- **Stated goal**: All of the data should be repeated exactly; pictures are not part of the copy.

Start of Excerpted records

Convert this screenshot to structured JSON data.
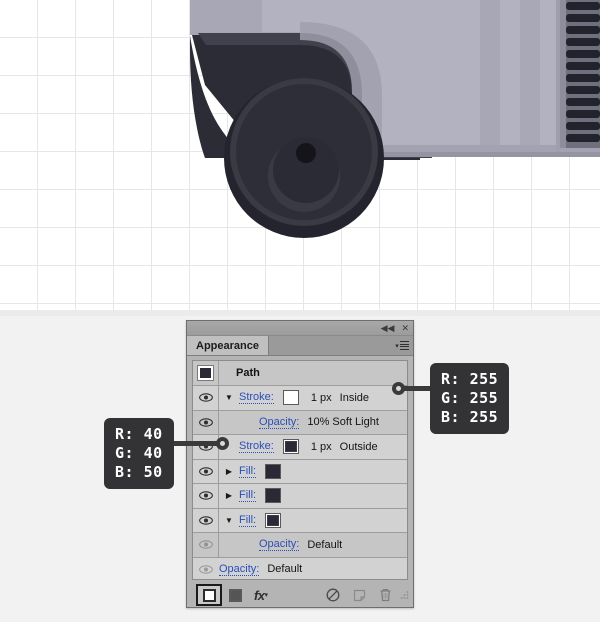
{
  "artwork": {
    "name": "vehicle-corner-wheel-illustration",
    "background_grid_color": "#e6e6e8",
    "palette": {
      "body_light": "#b3b3c0",
      "body_mid": "#9a9aa8",
      "body_shadow": "#7f7f8e",
      "dark_panel": "#2b2b35",
      "dark_panel_2": "#3c3c48",
      "tire_outer": "#24242e",
      "rim": "#3c3c46",
      "hub": "#2e2e38",
      "hub_center": "#14141a",
      "vent_slat": "#23232d",
      "vent_bg": "#6e6e7c"
    }
  },
  "panel": {
    "titlebar": {
      "collapse_icon": "collapse-to-icons",
      "close_icon": "close",
      "collapse_glyph": "◀◀",
      "close_glyph": "✕"
    },
    "tab_label": "Appearance",
    "menu_icon": "panel-menu",
    "header_row": {
      "title": "Path",
      "thumbnail_color": "#2a2a36"
    },
    "rows": [
      {
        "id": "stroke-inside",
        "kind": "stroke",
        "eye": "visible",
        "caret": "▼",
        "label": "Stroke:",
        "swatch_color": "#ffffff",
        "swatch_selected": false,
        "meta": "1 px",
        "meta2": "Inside",
        "indented": false,
        "shaded": false
      },
      {
        "id": "stroke-inside-opacity",
        "kind": "opacity",
        "eye": "visible",
        "caret": "",
        "label": "Opacity:",
        "swatch_color": null,
        "swatch_selected": false,
        "meta": "10% Soft Light",
        "meta2": "",
        "indented": true,
        "shaded": true
      },
      {
        "id": "stroke-outside",
        "kind": "stroke",
        "eye": "visible",
        "caret": "",
        "label": "Stroke:",
        "swatch_color": "#2a2a36",
        "swatch_selected": true,
        "meta": "1 px",
        "meta2": "Outside",
        "indented": false,
        "shaded": false
      },
      {
        "id": "fill-1",
        "kind": "fill",
        "eye": "visible",
        "caret": "▶",
        "label": "Fill:",
        "swatch_color": "#2a2a36",
        "swatch_selected": false,
        "meta": "",
        "meta2": "",
        "indented": false,
        "shaded": false
      },
      {
        "id": "fill-2",
        "kind": "fill",
        "eye": "visible",
        "caret": "▶",
        "label": "Fill:",
        "swatch_color": "#2a2a36",
        "swatch_selected": false,
        "meta": "",
        "meta2": "",
        "indented": false,
        "shaded": false
      },
      {
        "id": "fill-3",
        "kind": "fill",
        "eye": "visible",
        "caret": "▼",
        "label": "Fill:",
        "swatch_color": "#2a2a36",
        "swatch_selected": true,
        "meta": "",
        "meta2": "",
        "indented": false,
        "shaded": false
      },
      {
        "id": "fill-3-opacity",
        "kind": "opacity",
        "eye": "dim",
        "caret": "",
        "label": "Opacity:",
        "swatch_color": null,
        "swatch_selected": false,
        "meta": "Default",
        "meta2": "",
        "indented": true,
        "shaded": true
      },
      {
        "id": "object-opacity",
        "kind": "opacity-root",
        "eye": "dim",
        "caret": "",
        "label": "Opacity:",
        "swatch_color": null,
        "swatch_selected": false,
        "meta": "Default",
        "meta2": "",
        "indented": false,
        "shaded": false
      }
    ],
    "footer": {
      "add_stroke": "add-new-stroke",
      "add_fill": "add-new-fill",
      "fx_label": "fx",
      "clear_appearance": "clear-appearance",
      "duplicate_item": "duplicate-selected-item",
      "delete_item": "delete-selected-item",
      "resize_grip": "resize-grip"
    }
  },
  "callouts": {
    "left": {
      "text": "R: 40\nG: 40\nB: 50",
      "r": "40",
      "g": "40",
      "b": "50",
      "points_at": "stroke-outside",
      "bg": "#333336"
    },
    "right": {
      "text": "R: 255\nG: 255\nB: 255",
      "r": "255",
      "g": "255",
      "b": "255",
      "points_at": "stroke-inside",
      "bg": "#333336"
    }
  }
}
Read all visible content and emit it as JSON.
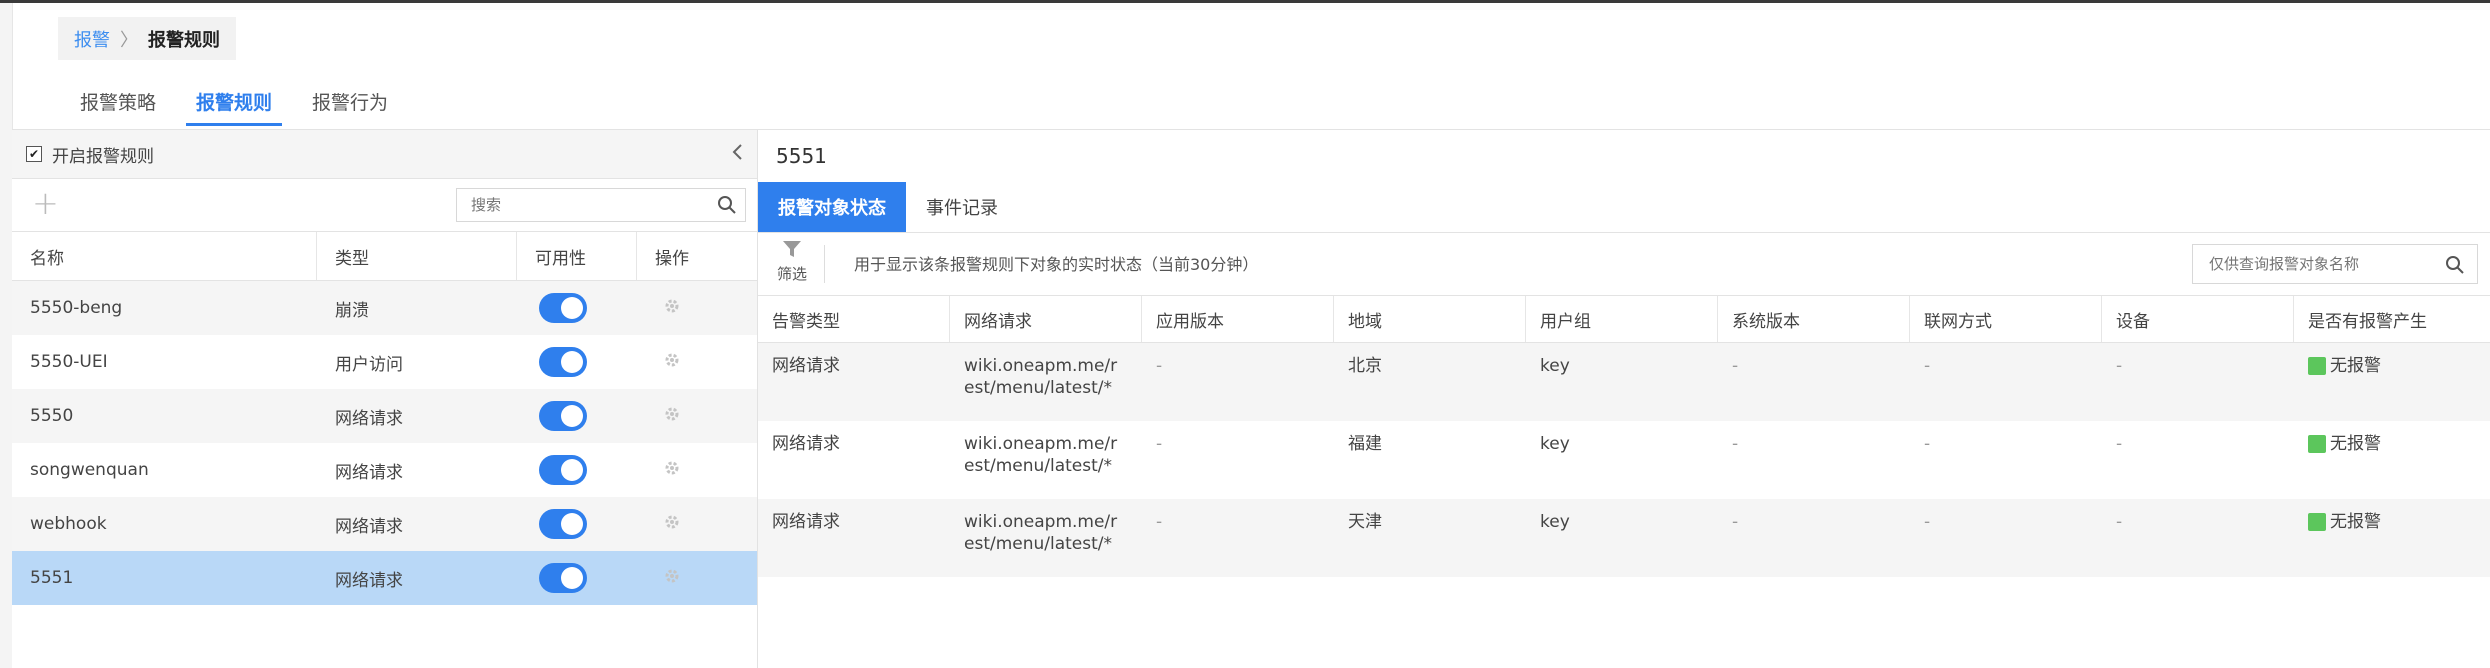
{
  "breadcrumb": {
    "parent": "报警",
    "separator": "〉",
    "current": "报警规则"
  },
  "top_tabs": [
    {
      "label": "报警策略",
      "active": false
    },
    {
      "label": "报警规则",
      "active": true
    },
    {
      "label": "报警行为",
      "active": false
    }
  ],
  "left_panel": {
    "enable_label": "开启报警规则",
    "enable_checked": true,
    "search_placeholder": "搜索",
    "columns": [
      "名称",
      "类型",
      "可用性",
      "操作"
    ],
    "rows": [
      {
        "name": "5550-beng",
        "type": "崩溃",
        "enabled": true
      },
      {
        "name": "5550-UEI",
        "type": "用户访问",
        "enabled": true
      },
      {
        "name": "5550",
        "type": "网络请求",
        "enabled": true
      },
      {
        "name": "songwenquan",
        "type": "网络请求",
        "enabled": true
      },
      {
        "name": "webhook",
        "type": "网络请求",
        "enabled": true
      },
      {
        "name": "5551",
        "type": "网络请求",
        "enabled": true,
        "selected": true
      }
    ]
  },
  "right_panel": {
    "title": "5551",
    "tabs": [
      {
        "label": "报警对象状态",
        "active": true
      },
      {
        "label": "事件记录",
        "active": false
      }
    ],
    "filter_label": "筛选",
    "filter_desc": "用于显示该条报警规则下对象的实时状态（当前30分钟）",
    "search_placeholder": "仅供查询报警对象名称",
    "columns": [
      "告警类型",
      "网络请求",
      "应用版本",
      "地域",
      "用户组",
      "系统版本",
      "联网方式",
      "设备",
      "是否有报警产生"
    ],
    "rows": [
      {
        "type": "网络请求",
        "url1": "wiki.oneapm.me/r",
        "url2": "est/menu/latest/*",
        "app_version": "-",
        "region": "北京",
        "user_group": "key",
        "os_version": "-",
        "network": "-",
        "device": "-",
        "alarm": "无报警"
      },
      {
        "type": "网络请求",
        "url1": "wiki.oneapm.me/r",
        "url2": "est/menu/latest/*",
        "app_version": "-",
        "region": "福建",
        "user_group": "key",
        "os_version": "-",
        "network": "-",
        "device": "-",
        "alarm": "无报警"
      },
      {
        "type": "网络请求",
        "url1": "wiki.oneapm.me/r",
        "url2": "est/menu/latest/*",
        "app_version": "-",
        "region": "天津",
        "user_group": "key",
        "os_version": "-",
        "network": "-",
        "device": "-",
        "alarm": "无报警"
      }
    ]
  },
  "colors": {
    "accent": "#2f7fed",
    "selected_row": "#b9d8f7",
    "ok_status": "#5cc65c"
  },
  "icons": [
    "chevron-left-icon",
    "plus-icon",
    "search-icon",
    "gear-icon",
    "filter-icon",
    "checkbox-icon"
  ]
}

End of Excerpted records

- **Solution below**:
Convert this screenshot to structured JSON data.
{
  "artwork": {
    "name": "vehicle-corner-wheel-illustration",
    "background_grid_color": "#e6e6e8",
    "palette": {
      "body_light": "#b3b3c0",
      "body_mid": "#9a9aa8",
      "body_shadow": "#7f7f8e",
      "dark_panel": "#2b2b35",
      "dark_panel_2": "#3c3c48",
      "tire_outer": "#24242e",
      "rim": "#3c3c46",
      "hub": "#2e2e38",
      "hub_center": "#14141a",
      "vent_slat": "#23232d",
      "vent_bg": "#6e6e7c"
    }
  },
  "panel": {
    "titlebar": {
      "collapse_icon": "collapse-to-icons",
      "close_icon": "close",
      "collapse_glyph": "◀◀",
      "close_glyph": "✕"
    },
    "tab_label": "Appearance",
    "menu_icon": "panel-menu",
    "header_row": {
      "title": "Path",
      "thumbnail_color": "#2a2a36"
    },
    "rows": [
      {
        "id": "stroke-inside",
        "kind": "stroke",
        "eye": "visible",
        "caret": "▼",
        "label": "Stroke:",
        "swatch_color": "#ffffff",
        "swatch_selected": false,
        "meta": "1 px",
        "meta2": "Inside",
        "indented": false,
        "shaded": false
      },
      {
        "id": "stroke-inside-opacity",
        "kind": "opacity",
        "eye": "visible",
        "caret": "",
        "label": "Opacity:",
        "swatch_color": null,
        "swatch_selected": false,
        "meta": "10% Soft Light",
        "meta2": "",
        "indented": true,
        "shaded": true
      },
      {
        "id": "stroke-outside",
        "kind": "stroke",
        "eye": "visible",
        "caret": "",
        "label": "Stroke:",
        "swatch_color": "#2a2a36",
        "swatch_selected": true,
        "meta": "1 px",
        "meta2": "Outside",
        "indented": false,
        "shaded": false
      },
      {
        "id": "fill-1",
        "kind": "fill",
        "eye": "visible",
        "caret": "▶",
        "label": "Fill:",
        "swatch_color": "#2a2a36",
        "swatch_selected": false,
        "meta": "",
        "meta2": "",
        "indented": false,
        "shaded": false
      },
      {
        "id": "fill-2",
        "kind": "fill",
        "eye": "visible",
        "caret": "▶",
        "label": "Fill:",
        "swatch_color": "#2a2a36",
        "swatch_selected": false,
        "meta": "",
        "meta2": "",
        "indented": false,
        "shaded": false
      },
      {
        "id": "fill-3",
        "kind": "fill",
        "eye": "visible",
        "caret": "▼",
        "label": "Fill:",
        "swatch_color": "#2a2a36",
        "swatch_selected": true,
        "meta": "",
        "meta2": "",
        "indented": false,
        "shaded": false
      },
      {
        "id": "fill-3-opacity",
        "kind": "opacity",
        "eye": "dim",
        "caret": "",
        "label": "Opacity:",
        "swatch_color": null,
        "swatch_selected": false,
        "meta": "Default",
        "meta2": "",
        "indented": true,
        "shaded": true
      },
      {
        "id": "object-opacity",
        "kind": "opacity-root",
        "eye": "dim",
        "caret": "",
        "label": "Opacity:",
        "swatch_color": null,
        "swatch_selected": false,
        "meta": "Default",
        "meta2": "",
        "indented": false,
        "shaded": false
      }
    ],
    "footer": {
      "add_stroke": "add-new-stroke",
      "add_fill": "add-new-fill",
      "fx_label": "fx",
      "clear_appearance": "clear-appearance",
      "duplicate_item": "duplicate-selected-item",
      "delete_item": "delete-selected-item",
      "resize_grip": "resize-grip"
    }
  },
  "callouts": {
    "left": {
      "text": "R: 40\nG: 40\nB: 50",
      "r": "40",
      "g": "40",
      "b": "50",
      "points_at": "stroke-outside",
      "bg": "#333336"
    },
    "right": {
      "text": "R: 255\nG: 255\nB: 255",
      "r": "255",
      "g": "255",
      "b": "255",
      "points_at": "stroke-inside",
      "bg": "#333336"
    }
  }
}
Read all visible content and emit it as JSON.
{
  "breadcrumb": {
    "parent": "报警",
    "separator": "〉",
    "current": "报警规则"
  },
  "top_tabs": [
    {
      "label": "报警策略",
      "active": false
    },
    {
      "label": "报警规则",
      "active": true
    },
    {
      "label": "报警行为",
      "active": false
    }
  ],
  "left_panel": {
    "enable_label": "开启报警规则",
    "enable_checked": true,
    "search_placeholder": "搜索",
    "columns": [
      "名称",
      "类型",
      "可用性",
      "操作"
    ],
    "rows": [
      {
        "name": "5550-beng",
        "type": "崩溃",
        "enabled": true
      },
      {
        "name": "5550-UEI",
        "type": "用户访问",
        "enabled": true
      },
      {
        "name": "5550",
        "type": "网络请求",
        "enabled": true
      },
      {
        "name": "songwenquan",
        "type": "网络请求",
        "enabled": true
      },
      {
        "name": "webhook",
        "type": "网络请求",
        "enabled": true
      },
      {
        "name": "5551",
        "type": "网络请求",
        "enabled": true,
        "selected": true
      }
    ]
  },
  "right_panel": {
    "title": "5551",
    "tabs": [
      {
        "label": "报警对象状态",
        "active": true
      },
      {
        "label": "事件记录",
        "active": false
      }
    ],
    "filter_label": "筛选",
    "filter_desc": "用于显示该条报警规则下对象的实时状态（当前30分钟）",
    "search_placeholder": "仅供查询报警对象名称",
    "columns": [
      "告警类型",
      "网络请求",
      "应用版本",
      "地域",
      "用户组",
      "系统版本",
      "联网方式",
      "设备",
      "是否有报警产生"
    ],
    "rows": [
      {
        "type": "网络请求",
        "url1": "wiki.oneapm.me/r",
        "url2": "est/menu/latest/*",
        "app_version": "-",
        "region": "北京",
        "user_group": "key",
        "os_version": "-",
        "network": "-",
        "device": "-",
        "alarm": "无报警"
      },
      {
        "type": "网络请求",
        "url1": "wiki.oneapm.me/r",
        "url2": "est/menu/latest/*",
        "app_version": "-",
        "region": "福建",
        "user_group": "key",
        "os_version": "-",
        "network": "-",
        "device": "-",
        "alarm": "无报警"
      },
      {
        "type": "网络请求",
        "url1": "wiki.oneapm.me/r",
        "url2": "est/menu/latest/*",
        "app_version": "-",
        "region": "天津",
        "user_group": "key",
        "os_version": "-",
        "network": "-",
        "device": "-",
        "alarm": "无报警"
      }
    ]
  },
  "colors": {
    "accent": "#2f7fed",
    "selected_row": "#b9d8f7",
    "ok_status": "#5cc65c"
  },
  "icons": [
    "chevron-left-icon",
    "plus-icon",
    "search-icon",
    "gear-icon",
    "filter-icon",
    "checkbox-icon"
  ]
}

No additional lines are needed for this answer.